* START Material provided *
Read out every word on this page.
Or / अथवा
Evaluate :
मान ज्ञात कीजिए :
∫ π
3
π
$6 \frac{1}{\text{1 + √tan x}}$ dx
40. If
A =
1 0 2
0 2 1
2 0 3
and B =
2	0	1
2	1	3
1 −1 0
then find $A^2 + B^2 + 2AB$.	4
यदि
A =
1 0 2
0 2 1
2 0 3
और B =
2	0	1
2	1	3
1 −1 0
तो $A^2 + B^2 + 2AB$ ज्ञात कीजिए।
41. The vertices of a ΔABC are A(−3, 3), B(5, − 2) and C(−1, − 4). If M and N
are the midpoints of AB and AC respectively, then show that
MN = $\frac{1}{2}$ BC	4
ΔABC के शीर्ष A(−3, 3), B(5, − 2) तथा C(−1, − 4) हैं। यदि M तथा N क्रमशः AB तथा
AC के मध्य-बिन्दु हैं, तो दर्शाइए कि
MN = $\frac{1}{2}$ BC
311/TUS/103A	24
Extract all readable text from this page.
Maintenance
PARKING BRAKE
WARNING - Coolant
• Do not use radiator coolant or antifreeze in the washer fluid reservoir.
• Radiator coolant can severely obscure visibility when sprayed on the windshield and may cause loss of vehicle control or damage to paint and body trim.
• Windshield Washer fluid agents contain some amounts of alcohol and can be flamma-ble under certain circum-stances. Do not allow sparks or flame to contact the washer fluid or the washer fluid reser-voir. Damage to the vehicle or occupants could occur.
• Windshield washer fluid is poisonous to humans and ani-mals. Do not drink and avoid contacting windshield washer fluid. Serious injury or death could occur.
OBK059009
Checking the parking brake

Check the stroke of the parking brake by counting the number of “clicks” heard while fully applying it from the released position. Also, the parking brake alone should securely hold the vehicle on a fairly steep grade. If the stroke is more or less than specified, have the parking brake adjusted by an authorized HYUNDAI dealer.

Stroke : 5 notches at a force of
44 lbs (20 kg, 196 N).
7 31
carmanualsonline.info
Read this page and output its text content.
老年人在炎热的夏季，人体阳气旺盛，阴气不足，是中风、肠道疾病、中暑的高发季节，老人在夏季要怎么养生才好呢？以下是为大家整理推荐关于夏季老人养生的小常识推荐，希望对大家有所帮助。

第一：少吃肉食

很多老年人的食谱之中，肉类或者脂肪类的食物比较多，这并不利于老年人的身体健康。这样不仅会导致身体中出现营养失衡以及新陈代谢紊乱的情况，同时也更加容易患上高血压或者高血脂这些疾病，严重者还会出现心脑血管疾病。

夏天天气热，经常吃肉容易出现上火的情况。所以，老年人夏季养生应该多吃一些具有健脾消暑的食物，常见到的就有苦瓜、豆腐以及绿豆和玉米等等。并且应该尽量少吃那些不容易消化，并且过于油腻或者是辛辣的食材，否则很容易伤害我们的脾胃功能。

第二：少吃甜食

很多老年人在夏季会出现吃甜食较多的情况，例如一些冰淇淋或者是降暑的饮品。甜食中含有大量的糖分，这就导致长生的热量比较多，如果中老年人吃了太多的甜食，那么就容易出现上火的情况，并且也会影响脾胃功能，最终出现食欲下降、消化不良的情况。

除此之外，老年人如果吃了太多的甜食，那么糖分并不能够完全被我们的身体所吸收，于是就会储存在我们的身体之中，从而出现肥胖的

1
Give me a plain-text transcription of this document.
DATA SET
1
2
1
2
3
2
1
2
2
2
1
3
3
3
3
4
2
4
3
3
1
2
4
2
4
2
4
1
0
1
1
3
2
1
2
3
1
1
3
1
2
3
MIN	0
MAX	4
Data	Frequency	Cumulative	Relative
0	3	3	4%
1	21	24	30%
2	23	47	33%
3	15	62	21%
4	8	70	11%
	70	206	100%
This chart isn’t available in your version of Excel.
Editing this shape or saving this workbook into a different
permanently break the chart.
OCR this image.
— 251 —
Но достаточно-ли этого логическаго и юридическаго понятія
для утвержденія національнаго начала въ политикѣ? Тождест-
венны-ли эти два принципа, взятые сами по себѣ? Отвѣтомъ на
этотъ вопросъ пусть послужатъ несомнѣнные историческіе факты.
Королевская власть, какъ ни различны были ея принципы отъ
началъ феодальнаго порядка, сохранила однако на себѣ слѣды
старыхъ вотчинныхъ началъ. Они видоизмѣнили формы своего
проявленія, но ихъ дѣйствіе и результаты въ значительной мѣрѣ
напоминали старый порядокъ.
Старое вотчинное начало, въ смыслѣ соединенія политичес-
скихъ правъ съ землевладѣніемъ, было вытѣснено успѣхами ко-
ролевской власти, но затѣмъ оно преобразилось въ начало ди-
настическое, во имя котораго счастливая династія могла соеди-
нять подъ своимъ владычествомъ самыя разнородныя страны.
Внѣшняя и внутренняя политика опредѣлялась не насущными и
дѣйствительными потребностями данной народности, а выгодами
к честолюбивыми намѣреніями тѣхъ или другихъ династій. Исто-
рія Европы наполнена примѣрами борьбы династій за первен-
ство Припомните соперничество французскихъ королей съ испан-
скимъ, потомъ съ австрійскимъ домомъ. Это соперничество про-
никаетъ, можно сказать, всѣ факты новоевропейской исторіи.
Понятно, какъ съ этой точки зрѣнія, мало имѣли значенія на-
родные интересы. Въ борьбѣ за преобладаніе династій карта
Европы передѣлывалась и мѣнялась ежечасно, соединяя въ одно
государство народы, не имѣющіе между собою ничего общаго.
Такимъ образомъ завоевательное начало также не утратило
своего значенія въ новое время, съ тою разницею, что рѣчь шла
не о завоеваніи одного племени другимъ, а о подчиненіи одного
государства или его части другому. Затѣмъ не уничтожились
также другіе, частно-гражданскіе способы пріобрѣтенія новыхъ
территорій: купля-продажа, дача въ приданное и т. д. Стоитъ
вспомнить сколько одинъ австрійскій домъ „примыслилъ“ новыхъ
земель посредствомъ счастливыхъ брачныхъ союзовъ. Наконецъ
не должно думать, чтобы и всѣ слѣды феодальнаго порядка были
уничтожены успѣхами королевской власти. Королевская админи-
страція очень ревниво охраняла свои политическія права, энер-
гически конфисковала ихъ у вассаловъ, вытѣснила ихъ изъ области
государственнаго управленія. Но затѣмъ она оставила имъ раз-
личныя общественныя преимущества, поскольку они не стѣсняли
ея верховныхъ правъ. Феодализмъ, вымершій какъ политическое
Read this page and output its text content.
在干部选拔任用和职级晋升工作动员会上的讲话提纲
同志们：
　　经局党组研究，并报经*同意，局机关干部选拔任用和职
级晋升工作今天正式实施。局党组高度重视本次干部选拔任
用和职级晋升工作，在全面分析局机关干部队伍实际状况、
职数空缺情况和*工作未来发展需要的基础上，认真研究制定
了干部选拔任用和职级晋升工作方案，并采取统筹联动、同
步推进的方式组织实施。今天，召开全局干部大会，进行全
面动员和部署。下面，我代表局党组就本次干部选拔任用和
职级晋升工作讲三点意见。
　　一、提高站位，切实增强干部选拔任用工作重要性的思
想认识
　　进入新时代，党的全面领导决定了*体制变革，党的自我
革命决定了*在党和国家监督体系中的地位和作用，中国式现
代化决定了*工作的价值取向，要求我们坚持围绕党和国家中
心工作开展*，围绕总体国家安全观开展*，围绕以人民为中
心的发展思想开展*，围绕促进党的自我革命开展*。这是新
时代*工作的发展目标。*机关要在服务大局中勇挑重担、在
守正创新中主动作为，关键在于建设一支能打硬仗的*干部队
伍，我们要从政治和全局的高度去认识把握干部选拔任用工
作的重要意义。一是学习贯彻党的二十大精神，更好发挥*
* END Material provided *
--- What is being asked ---
Reproduce every record, matching each line exactly.

--- Expected answer ---
Read out every word on this page.
Or / अथवा
Evaluate :
मान ज्ञात कीजिए :
∫ π
3
π
$6 \frac{1}{\text{1 + √tan x}}$ dx
40. If
A =
1 0 2
0 2 1
2 0 3
and B =
2	0	1
2	1	3
1 −1 0
then find $A^2 + B^2 + 2AB$.	4
यदि
A =
1 0 2
0 2 1
2 0 3
और B =
2	0	1
2	1	3
1 −1 0
तो $A^2 + B^2 + 2AB$ ज्ञात कीजिए।
41. The vertices of a ΔABC are A(−3, 3), B(5, − 2) and C(−1, − 4). If M and N
are the midpoints of AB and AC respectively, then show that
MN = $\frac{1}{2}$ BC	4
ΔABC के शीर्ष A(−3, 3), B(5, − 2) तथा C(−1, − 4) हैं। यदि M तथा N क्रमशः AB तथा
AC के मध्य-बिन्दु हैं, तो दर्शाइए कि
MN = $\frac{1}{2}$ BC
311/TUS/103A	24
Extract all readable text from this page.
Maintenance
PARKING BRAKE
WARNING - Coolant
• Do not use radiator coolant or antifreeze in the washer fluid reservoir.
• Radiator coolant can severely obscure visibility when sprayed on the windshield and may cause loss of vehicle control or damage to paint and body trim.
• Windshield Washer fluid agents contain some amounts of alcohol and can be flamma-ble under certain circum-stances. Do not allow sparks or flame to contact the washer fluid or the washer fluid reser-voir. Damage to the vehicle or occupants could occur.
• Windshield washer fluid is poisonous to humans and ani-mals. Do not drink and avoid contacting windshield washer fluid. Serious injury or death could occur.
OBK059009
Checking the parking brake

Check the stroke of the parking brake by counting the number of “clicks” heard while fully applying it from the released position. Also, the parking brake alone should securely hold the vehicle on a fairly steep grade. If the stroke is more or less than specified, have the parking brake adjusted by an authorized HYUNDAI dealer.

Stroke : 5 notches at a force of
44 lbs (20 kg, 196 N).
7 31
carmanualsonline.info
Read this page and output its text content.
老年人在炎热的夏季，人体阳气旺盛，阴气不足，是中风、肠道疾病、中暑的高发季节，老人在夏季要怎么养生才好呢？以下是为大家整理推荐关于夏季老人养生的小常识推荐，希望对大家有所帮助。

第一：少吃肉食

很多老年人的食谱之中，肉类或者脂肪类的食物比较多，这并不利于老年人的身体健康。这样不仅会导致身体中出现营养失衡以及新陈代谢紊乱的情况，同时也更加容易患上高血压或者高血脂这些疾病，严重者还会出现心脑血管疾病。

夏天天气热，经常吃肉容易出现上火的情况。所以，老年人夏季养生应该多吃一些具有健脾消暑的食物，常见到的就有苦瓜、豆腐以及绿豆和玉米等等。并且应该尽量少吃那些不容易消化，并且过于油腻或者是辛辣的食材，否则很容易伤害我们的脾胃功能。

第二：少吃甜食

很多老年人在夏季会出现吃甜食较多的情况，例如一些冰淇淋或者是降暑的饮品。甜食中含有大量的糖分，这就导致长生的热量比较多，如果中老年人吃了太多的甜食，那么就容易出现上火的情况，并且也会影响脾胃功能，最终出现食欲下降、消化不良的情况。

除此之外，老年人如果吃了太多的甜食，那么糖分并不能够完全被我们的身体所吸收，于是就会储存在我们的身体之中，从而出现肥胖的

1
Give me a plain-text transcription of this document.
DATA SET
1
2
1
2
3
2
1
2
2
2
1
3
3
3
3
4
2
4
3
3
1
2
4
2
4
2
4
1
0
1
1
3
2
1
2
3
1
1
3
1
2
3
MIN	0
MAX	4
Data	Frequency	Cumulative	Relative
0	3	3	4%
1	21	24	30%
2	23	47	33%
3	15	62	21%
4	8	70	11%
	70	206	100%
This chart isn’t available in your version of Excel.
Editing this shape or saving this workbook into a different
permanently break the chart.
OCR this image.
— 251 —
Но достаточно-ли этого логическаго и юридическаго понятія
для утвержденія національнаго начала въ политикѣ? Тождест-
венны-ли эти два принципа, взятые сами по себѣ? Отвѣтомъ на
этотъ вопросъ пусть послужатъ несомнѣнные историческіе факты.
Королевская власть, какъ ни различны были ея принципы отъ
началъ феодальнаго порядка, сохранила однако на себѣ слѣды
старыхъ вотчинныхъ началъ. Они видоизмѣнили формы своего
проявленія, но ихъ дѣйствіе и результаты въ значительной мѣрѣ
напоминали старый порядокъ.
Старое вотчинное начало, въ смыслѣ соединенія политичес-
скихъ правъ съ землевладѣніемъ, было вытѣснено успѣхами ко-
ролевской власти, но затѣмъ оно преобразилось въ начало ди-
настическое, во имя котораго счастливая династія могла соеди-
нять подъ своимъ владычествомъ самыя разнородныя страны.
Внѣшняя и внутренняя политика опредѣлялась не насущными и
дѣйствительными потребностями данной народности, а выгодами
к честолюбивыми намѣреніями тѣхъ или другихъ династій. Исто-
рія Европы наполнена примѣрами борьбы династій за первен-
ство Припомните соперничество французскихъ королей съ испан-
скимъ, потомъ съ австрійскимъ домомъ. Это соперничество про-
никаетъ, можно сказать, всѣ факты новоевропейской исторіи.
Понятно, какъ съ этой точки зрѣнія, мало имѣли значенія на-
родные интересы. Въ борьбѣ за преобладаніе династій карта
Европы передѣлывалась и мѣнялась ежечасно, соединяя въ одно
государство народы, не имѣющіе между собою ничего общаго.
Такимъ образомъ завоевательное начало также не утратило
своего значенія въ новое время, съ тою разницею, что рѣчь шла
не о завоеваніи одного племени другимъ, а о подчиненіи одного
государства или его части другому. Затѣмъ не уничтожились
также другіе, частно-гражданскіе способы пріобрѣтенія новыхъ
территорій: купля-продажа, дача въ приданное и т. д. Стоитъ
вспомнить сколько одинъ австрійскій домъ „примыслилъ“ новыхъ
земель посредствомъ счастливыхъ брачныхъ союзовъ. Наконецъ
не должно думать, чтобы и всѣ слѣды феодальнаго порядка были
уничтожены успѣхами королевской власти. Королевская админи-
страція очень ревниво охраняла свои политическія права, энер-
гически конфисковала ихъ у вассаловъ, вытѣснила ихъ изъ области
государственнаго управленія. Но затѣмъ она оставила имъ раз-
личныя общественныя преимущества, поскольку они не стѣсняли
ея верховныхъ правъ. Феодализмъ, вымершій какъ политическое
Read this page and output its text content.
在干部选拔任用和职级晋升工作动员会上的讲话提纲
同志们：
　　经局党组研究，并报经*同意，局机关干部选拔任用和职
级晋升工作今天正式实施。局党组高度重视本次干部选拔任
用和职级晋升工作，在全面分析局机关干部队伍实际状况、
职数空缺情况和*工作未来发展需要的基础上，认真研究制定
了干部选拔任用和职级晋升工作方案，并采取统筹联动、同
步推进的方式组织实施。今天，召开全局干部大会，进行全
面动员和部署。下面，我代表局党组就本次干部选拔任用和
职级晋升工作讲三点意见。
　　一、提高站位，切实增强干部选拔任用工作重要性的思
想认识
　　进入新时代，党的全面领导决定了*体制变革，党的自我
革命决定了*在党和国家监督体系中的地位和作用，中国式现
代化决定了*工作的价值取向，要求我们坚持围绕党和国家中
心工作开展*，围绕总体国家安全观开展*，围绕以人民为中
心的发展思想开展*，围绕促进党的自我革命开展*。这是新
时代*工作的发展目标。*机关要在服务大局中勇挑重担、在
守正创新中主动作为，关键在于建设一支能打硬仗的*干部队
伍，我们要从政治和全局的高度去认识把握干部选拔任用工
作的重要意义。一是学习贯彻党的二十大精神，更好发挥*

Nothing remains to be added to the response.